• _Exercise requirements_:
In the entries below, find the line containing "What does this". Copy it and all lines after it, exactly, through the end.

[Dataset items]
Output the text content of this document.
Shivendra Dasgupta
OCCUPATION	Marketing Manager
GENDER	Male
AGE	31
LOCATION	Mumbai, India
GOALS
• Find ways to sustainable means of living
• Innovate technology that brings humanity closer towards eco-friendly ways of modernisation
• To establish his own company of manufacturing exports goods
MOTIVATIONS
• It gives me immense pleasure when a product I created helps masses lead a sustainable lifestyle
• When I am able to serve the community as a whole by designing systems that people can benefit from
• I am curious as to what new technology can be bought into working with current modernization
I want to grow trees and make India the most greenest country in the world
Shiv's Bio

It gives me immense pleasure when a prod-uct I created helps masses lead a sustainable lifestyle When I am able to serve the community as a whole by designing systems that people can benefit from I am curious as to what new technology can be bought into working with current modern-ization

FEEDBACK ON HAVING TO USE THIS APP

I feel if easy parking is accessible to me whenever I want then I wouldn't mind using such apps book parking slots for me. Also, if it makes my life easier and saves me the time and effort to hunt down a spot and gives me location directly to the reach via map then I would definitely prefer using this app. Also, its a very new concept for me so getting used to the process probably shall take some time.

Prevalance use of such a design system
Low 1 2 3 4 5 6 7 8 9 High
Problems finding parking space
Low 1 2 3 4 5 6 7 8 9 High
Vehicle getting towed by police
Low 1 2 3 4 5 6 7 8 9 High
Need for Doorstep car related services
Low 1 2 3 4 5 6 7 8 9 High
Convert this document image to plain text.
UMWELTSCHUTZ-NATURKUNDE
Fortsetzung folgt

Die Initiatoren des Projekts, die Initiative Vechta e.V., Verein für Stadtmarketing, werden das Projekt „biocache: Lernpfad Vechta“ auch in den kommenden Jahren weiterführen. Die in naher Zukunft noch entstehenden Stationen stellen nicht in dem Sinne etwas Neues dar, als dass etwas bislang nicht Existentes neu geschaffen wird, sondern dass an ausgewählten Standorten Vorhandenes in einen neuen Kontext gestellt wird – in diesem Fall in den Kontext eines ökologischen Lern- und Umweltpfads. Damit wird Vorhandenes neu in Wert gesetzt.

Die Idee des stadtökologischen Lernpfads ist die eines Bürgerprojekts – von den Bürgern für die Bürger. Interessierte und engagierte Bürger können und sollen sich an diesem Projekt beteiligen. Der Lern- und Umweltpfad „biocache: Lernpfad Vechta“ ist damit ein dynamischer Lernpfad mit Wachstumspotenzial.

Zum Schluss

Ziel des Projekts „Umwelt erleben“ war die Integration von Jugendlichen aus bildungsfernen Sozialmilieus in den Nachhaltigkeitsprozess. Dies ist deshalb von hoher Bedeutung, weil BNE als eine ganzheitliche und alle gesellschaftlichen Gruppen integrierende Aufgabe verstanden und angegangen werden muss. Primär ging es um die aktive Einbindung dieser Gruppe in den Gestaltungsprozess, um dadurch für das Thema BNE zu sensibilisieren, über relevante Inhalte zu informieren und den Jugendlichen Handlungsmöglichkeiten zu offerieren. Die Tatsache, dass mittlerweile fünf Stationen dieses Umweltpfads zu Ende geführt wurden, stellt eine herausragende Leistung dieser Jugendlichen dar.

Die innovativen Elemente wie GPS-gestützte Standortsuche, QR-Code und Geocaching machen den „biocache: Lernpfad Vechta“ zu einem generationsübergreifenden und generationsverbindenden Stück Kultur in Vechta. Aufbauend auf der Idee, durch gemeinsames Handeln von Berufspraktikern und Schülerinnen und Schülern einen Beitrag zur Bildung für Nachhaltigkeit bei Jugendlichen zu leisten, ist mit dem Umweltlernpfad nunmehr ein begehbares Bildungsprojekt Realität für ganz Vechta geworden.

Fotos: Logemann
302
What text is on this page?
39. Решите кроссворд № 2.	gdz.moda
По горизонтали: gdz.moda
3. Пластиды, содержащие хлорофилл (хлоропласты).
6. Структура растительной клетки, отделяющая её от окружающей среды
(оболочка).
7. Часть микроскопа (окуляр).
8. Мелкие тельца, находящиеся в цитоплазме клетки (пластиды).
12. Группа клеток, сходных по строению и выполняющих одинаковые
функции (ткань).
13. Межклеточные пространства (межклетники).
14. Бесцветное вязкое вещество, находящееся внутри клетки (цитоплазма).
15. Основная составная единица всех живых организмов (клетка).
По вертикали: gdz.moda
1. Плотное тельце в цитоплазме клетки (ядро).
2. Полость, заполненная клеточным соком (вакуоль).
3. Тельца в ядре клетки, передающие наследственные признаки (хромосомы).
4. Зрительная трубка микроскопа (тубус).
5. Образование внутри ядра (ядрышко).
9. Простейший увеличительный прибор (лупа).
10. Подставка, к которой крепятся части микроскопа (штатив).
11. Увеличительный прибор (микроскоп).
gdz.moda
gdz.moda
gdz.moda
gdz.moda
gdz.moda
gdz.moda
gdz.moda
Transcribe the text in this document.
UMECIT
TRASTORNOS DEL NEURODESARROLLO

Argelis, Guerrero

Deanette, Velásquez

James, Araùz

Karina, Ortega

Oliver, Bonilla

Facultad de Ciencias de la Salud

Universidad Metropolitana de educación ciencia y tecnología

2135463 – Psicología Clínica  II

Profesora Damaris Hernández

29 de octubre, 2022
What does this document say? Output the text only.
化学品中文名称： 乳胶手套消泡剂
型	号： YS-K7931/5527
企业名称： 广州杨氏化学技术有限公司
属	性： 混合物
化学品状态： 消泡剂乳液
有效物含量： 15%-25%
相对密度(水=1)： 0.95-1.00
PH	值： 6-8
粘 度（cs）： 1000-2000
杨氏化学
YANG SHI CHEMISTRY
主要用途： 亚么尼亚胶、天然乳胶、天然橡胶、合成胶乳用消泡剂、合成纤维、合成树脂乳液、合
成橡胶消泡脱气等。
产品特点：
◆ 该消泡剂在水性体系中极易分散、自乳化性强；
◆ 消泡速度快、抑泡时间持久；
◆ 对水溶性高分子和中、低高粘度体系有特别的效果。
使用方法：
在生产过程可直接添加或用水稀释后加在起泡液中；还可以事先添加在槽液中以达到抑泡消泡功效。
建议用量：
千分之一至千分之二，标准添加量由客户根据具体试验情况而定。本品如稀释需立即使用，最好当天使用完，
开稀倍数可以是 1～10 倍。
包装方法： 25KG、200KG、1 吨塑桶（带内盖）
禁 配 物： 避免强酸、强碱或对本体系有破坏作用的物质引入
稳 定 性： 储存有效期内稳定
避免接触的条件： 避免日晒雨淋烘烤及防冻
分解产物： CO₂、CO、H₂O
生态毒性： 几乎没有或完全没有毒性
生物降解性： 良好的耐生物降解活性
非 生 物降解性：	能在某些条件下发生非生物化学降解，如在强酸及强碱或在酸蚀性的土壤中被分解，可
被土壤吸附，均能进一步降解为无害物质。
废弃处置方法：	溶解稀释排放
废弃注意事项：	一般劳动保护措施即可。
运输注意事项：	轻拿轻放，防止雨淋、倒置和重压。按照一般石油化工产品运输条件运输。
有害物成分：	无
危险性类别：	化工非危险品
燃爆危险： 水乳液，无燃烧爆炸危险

• _Solved exercise_:
What does this document say? Output the text only.
化学品中文名称： 乳胶手套消泡剂
型	号： YS-K7931/5527
企业名称： 广州杨氏化学技术有限公司
属	性： 混合物
化学品状态： 消泡剂乳液
有效物含量： 15%-25%
相对密度(水=1)： 0.95-1.00
PH	值： 6-8
粘 度（cs）： 1000-2000
杨氏化学
YANG SHI CHEMISTRY
主要用途： 亚么尼亚胶、天然乳胶、天然橡胶、合成胶乳用消泡剂、合成纤维、合成树脂乳液、合
成橡胶消泡脱气等。
产品特点：
◆ 该消泡剂在水性体系中极易分散、自乳化性强；
◆ 消泡速度快、抑泡时间持久；
◆ 对水溶性高分子和中、低高粘度体系有特别的效果。
使用方法：
在生产过程可直接添加或用水稀释后加在起泡液中；还可以事先添加在槽液中以达到抑泡消泡功效。
建议用量：
千分之一至千分之二，标准添加量由客户根据具体试验情况而定。本品如稀释需立即使用，最好当天使用完，
开稀倍数可以是 1～10 倍。
包装方法： 25KG、200KG、1 吨塑桶（带内盖）
禁 配 物： 避免强酸、强碱或对本体系有破坏作用的物质引入
稳 定 性： 储存有效期内稳定
避免接触的条件： 避免日晒雨淋烘烤及防冻
分解产物： CO₂、CO、H₂O
生态毒性： 几乎没有或完全没有毒性
生物降解性： 良好的耐生物降解活性
非 生 物降解性：	能在某些条件下发生非生物化学降解，如在强酸及强碱或在酸蚀性的土壤中被分解，可
被土壤吸附，均能进一步降解为无害物质。
废弃处置方法：	溶解稀释排放
废弃注意事项：	一般劳动保护措施即可。
运输注意事项：	轻拿轻放，防止雨淋、倒置和重压。按照一般石油化工产品运输条件运输。
有害物成分：	无
危险性类别：	化工非危险品
燃爆危险： 水乳液，无燃烧爆炸危险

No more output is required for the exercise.